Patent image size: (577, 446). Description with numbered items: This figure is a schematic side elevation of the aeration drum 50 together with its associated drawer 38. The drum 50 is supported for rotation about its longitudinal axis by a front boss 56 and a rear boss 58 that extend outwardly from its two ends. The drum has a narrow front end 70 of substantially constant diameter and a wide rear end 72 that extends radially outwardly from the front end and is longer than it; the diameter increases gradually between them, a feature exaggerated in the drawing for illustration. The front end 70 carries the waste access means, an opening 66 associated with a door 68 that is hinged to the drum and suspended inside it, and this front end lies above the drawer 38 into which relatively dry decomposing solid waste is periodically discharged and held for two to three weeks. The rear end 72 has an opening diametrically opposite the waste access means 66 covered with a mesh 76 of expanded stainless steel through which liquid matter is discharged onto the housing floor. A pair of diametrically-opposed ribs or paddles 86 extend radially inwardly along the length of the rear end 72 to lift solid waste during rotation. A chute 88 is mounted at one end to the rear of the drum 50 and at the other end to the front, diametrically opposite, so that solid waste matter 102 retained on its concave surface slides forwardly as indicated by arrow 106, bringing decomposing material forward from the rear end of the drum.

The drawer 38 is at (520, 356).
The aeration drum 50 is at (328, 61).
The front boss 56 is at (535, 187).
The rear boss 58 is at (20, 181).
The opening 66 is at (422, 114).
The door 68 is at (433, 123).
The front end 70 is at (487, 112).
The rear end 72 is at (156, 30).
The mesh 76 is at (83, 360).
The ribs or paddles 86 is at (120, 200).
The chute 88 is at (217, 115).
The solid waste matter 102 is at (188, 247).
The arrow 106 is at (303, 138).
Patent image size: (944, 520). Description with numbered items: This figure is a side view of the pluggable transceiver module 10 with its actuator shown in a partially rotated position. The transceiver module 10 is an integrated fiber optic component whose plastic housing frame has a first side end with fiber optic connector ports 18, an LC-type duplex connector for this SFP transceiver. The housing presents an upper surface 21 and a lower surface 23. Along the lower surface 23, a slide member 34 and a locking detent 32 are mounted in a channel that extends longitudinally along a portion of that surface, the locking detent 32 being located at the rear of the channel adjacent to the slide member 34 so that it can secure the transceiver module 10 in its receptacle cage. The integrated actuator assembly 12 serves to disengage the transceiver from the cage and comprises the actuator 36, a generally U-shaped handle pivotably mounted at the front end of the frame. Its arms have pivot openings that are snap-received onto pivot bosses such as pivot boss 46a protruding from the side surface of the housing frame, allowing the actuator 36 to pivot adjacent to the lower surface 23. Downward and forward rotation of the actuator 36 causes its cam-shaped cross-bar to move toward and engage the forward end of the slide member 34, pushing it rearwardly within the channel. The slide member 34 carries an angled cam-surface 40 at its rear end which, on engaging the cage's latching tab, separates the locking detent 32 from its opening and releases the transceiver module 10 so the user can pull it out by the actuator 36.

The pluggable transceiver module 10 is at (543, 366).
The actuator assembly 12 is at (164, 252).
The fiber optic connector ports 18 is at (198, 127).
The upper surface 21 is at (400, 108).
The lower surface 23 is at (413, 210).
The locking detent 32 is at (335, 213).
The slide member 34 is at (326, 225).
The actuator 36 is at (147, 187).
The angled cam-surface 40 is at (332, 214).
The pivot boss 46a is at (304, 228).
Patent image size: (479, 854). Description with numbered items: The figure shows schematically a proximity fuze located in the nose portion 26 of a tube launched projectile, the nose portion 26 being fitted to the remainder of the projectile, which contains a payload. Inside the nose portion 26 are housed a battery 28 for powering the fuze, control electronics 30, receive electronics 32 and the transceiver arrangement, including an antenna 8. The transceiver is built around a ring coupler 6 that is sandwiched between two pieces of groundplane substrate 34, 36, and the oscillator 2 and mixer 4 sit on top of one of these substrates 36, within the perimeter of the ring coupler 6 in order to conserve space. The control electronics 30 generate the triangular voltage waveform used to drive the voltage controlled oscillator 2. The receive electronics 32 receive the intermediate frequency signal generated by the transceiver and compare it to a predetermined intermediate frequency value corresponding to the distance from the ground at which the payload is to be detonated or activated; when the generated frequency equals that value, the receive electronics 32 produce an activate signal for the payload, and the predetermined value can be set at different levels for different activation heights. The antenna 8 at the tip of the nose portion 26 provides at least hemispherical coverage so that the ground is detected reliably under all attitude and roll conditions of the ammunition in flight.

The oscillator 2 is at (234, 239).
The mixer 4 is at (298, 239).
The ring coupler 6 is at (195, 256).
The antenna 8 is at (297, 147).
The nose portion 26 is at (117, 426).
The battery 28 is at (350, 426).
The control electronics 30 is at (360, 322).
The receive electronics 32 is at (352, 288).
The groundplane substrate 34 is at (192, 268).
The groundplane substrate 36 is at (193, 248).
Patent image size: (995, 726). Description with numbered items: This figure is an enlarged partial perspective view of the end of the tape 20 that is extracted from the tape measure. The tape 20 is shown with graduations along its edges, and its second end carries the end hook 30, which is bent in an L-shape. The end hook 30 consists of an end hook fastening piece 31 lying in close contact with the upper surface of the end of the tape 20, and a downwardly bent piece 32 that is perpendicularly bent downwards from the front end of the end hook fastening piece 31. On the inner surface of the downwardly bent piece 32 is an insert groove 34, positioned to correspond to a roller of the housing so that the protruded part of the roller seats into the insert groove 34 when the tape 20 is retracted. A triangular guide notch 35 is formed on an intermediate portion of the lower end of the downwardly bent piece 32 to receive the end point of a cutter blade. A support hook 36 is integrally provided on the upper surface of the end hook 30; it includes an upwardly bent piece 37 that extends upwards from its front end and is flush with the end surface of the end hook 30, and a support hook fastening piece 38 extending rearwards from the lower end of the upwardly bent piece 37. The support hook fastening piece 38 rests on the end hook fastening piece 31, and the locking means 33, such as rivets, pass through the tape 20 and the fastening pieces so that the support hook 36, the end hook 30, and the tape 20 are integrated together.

----------

§ **STATED TASK**
Rewrite all of the data above, changing every "Patent image size" to "Figure dimensions" and leaving everything else as it is.

§ **CORRECT RESULT**
Figure dimensions: (577, 446). Description with numbered items: This figure is a schematic side elevation of the aeration drum 50 together with its associated drawer 38. The drum 50 is supported for rotation about its longitudinal axis by a front boss 56 and a rear boss 58 that extend outwardly from its two ends. The drum has a narrow front end 70 of substantially constant diameter and a wide rear end 72 that extends radially outwardly from the front end and is longer than it; the diameter increases gradually between them, a feature exaggerated in the drawing for illustration. The front end 70 carries the waste access means, an opening 66 associated with a door 68 that is hinged to the drum and suspended inside it, and this front end lies above the drawer 38 into which relatively dry decomposing solid waste is periodically discharged and held for two to three weeks. The rear end 72 has an opening diametrically opposite the waste access means 66 covered with a mesh 76 of expanded stainless steel through which liquid matter is discharged onto the housing floor. A pair of diametrically-opposed ribs or paddles 86 extend radially inwardly along the length of the rear end 72 to lift solid waste during rotation. A chute 88 is mounted at one end to the rear of the drum 50 and at the other end to the front, diametrically opposite, so that solid waste matter 102 retained on its concave surface slides forwardly as indicated by arrow 106, bringing decomposing material forward from the rear end of the drum.

The drawer 38 is at (520, 356).
The aeration drum 50 is at (328, 61).
The front boss 56 is at (535, 187).
The rear boss 58 is at (20, 181).
The opening 66 is at (422, 114).
The door 68 is at (433, 123).
The front end 70 is at (487, 112).
The rear end 72 is at (156, 30).
The mesh 76 is at (83, 360).
The ribs or paddles 86 is at (120, 200).
The chute 88 is at (217, 115).
The solid waste matter 102 is at (188, 247).
The arrow 106 is at (303, 138).
Figure dimensions: (944, 520). Description with numbered items: This figure is a side view of the pluggable transceiver module 10 with its actuator shown in a partially rotated position. The transceiver module 10 is an integrated fiber optic component whose plastic housing frame has a first side end with fiber optic connector ports 18, an LC-type duplex connector for this SFP transceiver. The housing presents an upper surface 21 and a lower surface 23. Along the lower surface 23, a slide member 34 and a locking detent 32 are mounted in a channel that extends longitudinally along a portion of that surface, the locking detent 32 being located at the rear of the channel adjacent to the slide member 34 so that it can secure the transceiver module 10 in its receptacle cage. The integrated actuator assembly 12 serves to disengage the transceiver from the cage and comprises the actuator 36, a generally U-shaped handle pivotably mounted at the front end of the frame. Its arms have pivot openings that are snap-received onto pivot bosses such as pivot boss 46a protruding from the side surface of the housing frame, allowing the actuator 36 to pivot adjacent to the lower surface 23. Downward and forward rotation of the actuator 36 causes its cam-shaped cross-bar to move toward and engage the forward end of the slide member 34, pushing it rearwardly within the channel. The slide member 34 carries an angled cam-surface 40 at its rear end which, on engaging the cage's latching tab, separates the locking detent 32 from its opening and releases the transceiver module 10 so the user can pull it out by the actuator 36.

The pluggable transceiver module 10 is at (543, 366).
The actuator assembly 12 is at (164, 252).
The fiber optic connector ports 18 is at (198, 127).
The upper surface 21 is at (400, 108).
The lower surface 23 is at (413, 210).
The locking detent 32 is at (335, 213).
The slide member 34 is at (326, 225).
The actuator 36 is at (147, 187).
The angled cam-surface 40 is at (332, 214).
The pivot boss 46a is at (304, 228).
Figure dimensions: (479, 854). Description with numbered items: The figure shows schematically a proximity fuze located in the nose portion 26 of a tube launched projectile, the nose portion 26 being fitted to the remainder of the projectile, which contains a payload. Inside the nose portion 26 are housed a battery 28 for powering the fuze, control electronics 30, receive electronics 32 and the transceiver arrangement, including an antenna 8. The transceiver is built around a ring coupler 6 that is sandwiched between two pieces of groundplane substrate 34, 36, and the oscillator 2 and mixer 4 sit on top of one of these substrates 36, within the perimeter of the ring coupler 6 in order to conserve space. The control electronics 30 generate the triangular voltage waveform used to drive the voltage controlled oscillator 2. The receive electronics 32 receive the intermediate frequency signal generated by the transceiver and compare it to a predetermined intermediate frequency value corresponding to the distance from the ground at which the payload is to be detonated or activated; when the generated frequency equals that value, the receive electronics 32 produce an activate signal for the payload, and the predetermined value can be set at different levels for different activation heights. The antenna 8 at the tip of the nose portion 26 provides at least hemispherical coverage so that the ground is detected reliably under all attitude and roll conditions of the ammunition in flight.

The oscillator 2 is at (234, 239).
The mixer 4 is at (298, 239).
The ring coupler 6 is at (195, 256).
The antenna 8 is at (297, 147).
The nose portion 26 is at (117, 426).
The battery 28 is at (350, 426).
The control electronics 30 is at (360, 322).
The receive electronics 32 is at (352, 288).
The groundplane substrate 34 is at (192, 268).
The groundplane substrate 36 is at (193, 248).
Figure dimensions: (995, 726). Description with numbered items: This figure is an enlarged partial perspective view of the end of the tape 20 that is extracted from the tape measure. The tape 20 is shown with graduations along its edges, and its second end carries the end hook 30, which is bent in an L-shape. The end hook 30 consists of an end hook fastening piece 31 lying in close contact with the upper surface of the end of the tape 20, and a downwardly bent piece 32 that is perpendicularly bent downwards from the front end of the end hook fastening piece 31. On the inner surface of the downwardly bent piece 32 is an insert groove 34, positioned to correspond to a roller of the housing so that the protruded part of the roller seats into the insert groove 34 when the tape 20 is retracted. A triangular guide notch 35 is formed on an intermediate portion of the lower end of the downwardly bent piece 32 to receive the end point of a cutter blade. A support hook 36 is integrally provided on the upper surface of the end hook 30; it includes an upwardly bent piece 37 that extends upwards from its front end and is flush with the end surface of the end hook 30, and a support hook fastening piece 38 extending rearwards from the lower end of the upwardly bent piece 37. The support hook fastening piece 38 rests on the end hook fastening piece 31, and the locking means 33, such as rivets, pass through the tape 20 and the fastening pieces so that the support hook 36, the end hook 30, and the tape 20 are integrated together.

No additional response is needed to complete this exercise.